**Set problem**
Find the lines below that contain the string "最后形成影像". Copy each one.
• • • • •
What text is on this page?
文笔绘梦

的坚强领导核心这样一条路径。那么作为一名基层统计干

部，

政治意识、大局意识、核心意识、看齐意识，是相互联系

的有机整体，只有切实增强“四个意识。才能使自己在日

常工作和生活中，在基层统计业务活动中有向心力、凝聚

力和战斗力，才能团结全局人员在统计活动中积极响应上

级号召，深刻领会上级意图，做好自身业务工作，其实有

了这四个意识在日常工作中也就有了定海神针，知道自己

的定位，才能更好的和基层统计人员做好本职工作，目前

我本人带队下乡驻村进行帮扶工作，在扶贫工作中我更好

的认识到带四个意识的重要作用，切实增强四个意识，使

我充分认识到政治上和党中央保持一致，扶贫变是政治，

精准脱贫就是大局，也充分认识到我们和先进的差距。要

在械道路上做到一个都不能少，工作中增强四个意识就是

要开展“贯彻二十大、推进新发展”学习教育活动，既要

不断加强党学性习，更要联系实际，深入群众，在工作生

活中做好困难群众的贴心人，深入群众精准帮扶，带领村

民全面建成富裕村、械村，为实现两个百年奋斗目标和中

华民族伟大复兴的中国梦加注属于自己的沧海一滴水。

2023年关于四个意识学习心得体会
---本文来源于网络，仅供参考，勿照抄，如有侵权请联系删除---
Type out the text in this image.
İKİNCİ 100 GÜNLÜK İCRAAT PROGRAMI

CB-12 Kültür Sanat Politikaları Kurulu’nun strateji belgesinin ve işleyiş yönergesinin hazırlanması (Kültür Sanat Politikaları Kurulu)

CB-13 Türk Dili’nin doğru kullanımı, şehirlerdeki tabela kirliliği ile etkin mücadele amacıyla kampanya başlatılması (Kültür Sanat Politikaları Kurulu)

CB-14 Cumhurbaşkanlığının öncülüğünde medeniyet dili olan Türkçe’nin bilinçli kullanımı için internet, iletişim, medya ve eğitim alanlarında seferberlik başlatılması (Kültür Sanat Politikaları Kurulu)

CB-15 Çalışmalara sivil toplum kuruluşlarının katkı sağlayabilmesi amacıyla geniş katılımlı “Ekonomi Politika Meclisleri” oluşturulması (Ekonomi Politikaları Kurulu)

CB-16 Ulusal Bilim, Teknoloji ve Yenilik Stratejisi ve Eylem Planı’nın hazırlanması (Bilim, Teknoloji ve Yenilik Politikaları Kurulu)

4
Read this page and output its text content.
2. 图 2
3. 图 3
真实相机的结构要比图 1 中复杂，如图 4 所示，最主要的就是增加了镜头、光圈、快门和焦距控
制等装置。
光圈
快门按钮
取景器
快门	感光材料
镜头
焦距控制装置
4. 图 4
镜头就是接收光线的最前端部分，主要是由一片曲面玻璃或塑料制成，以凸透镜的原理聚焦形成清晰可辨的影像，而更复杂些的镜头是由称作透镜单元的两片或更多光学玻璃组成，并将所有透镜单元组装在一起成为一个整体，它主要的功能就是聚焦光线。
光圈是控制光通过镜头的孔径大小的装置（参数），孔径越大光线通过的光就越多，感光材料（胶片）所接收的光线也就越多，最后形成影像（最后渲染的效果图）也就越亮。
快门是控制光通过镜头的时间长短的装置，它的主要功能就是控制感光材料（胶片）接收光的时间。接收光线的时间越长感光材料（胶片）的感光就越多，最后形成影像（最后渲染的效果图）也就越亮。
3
• • • • •
**Expected output**
光圈是控制光通过镜头的孔径大小的装置（参数），孔径越大光线通过的光就越多，感光材料（胶片）所接收的光线也就越多，最后形成影像（最后渲染的效果图）也就越亮。
快门是控制光通过镜头的时间长短的装置，它的主要功能就是控制感光材料（胶片）接收光的时间。接收光线的时间越长感光材料（胶片）的感光就越多，最后形成影像（最后渲染的效果图）也就越亮。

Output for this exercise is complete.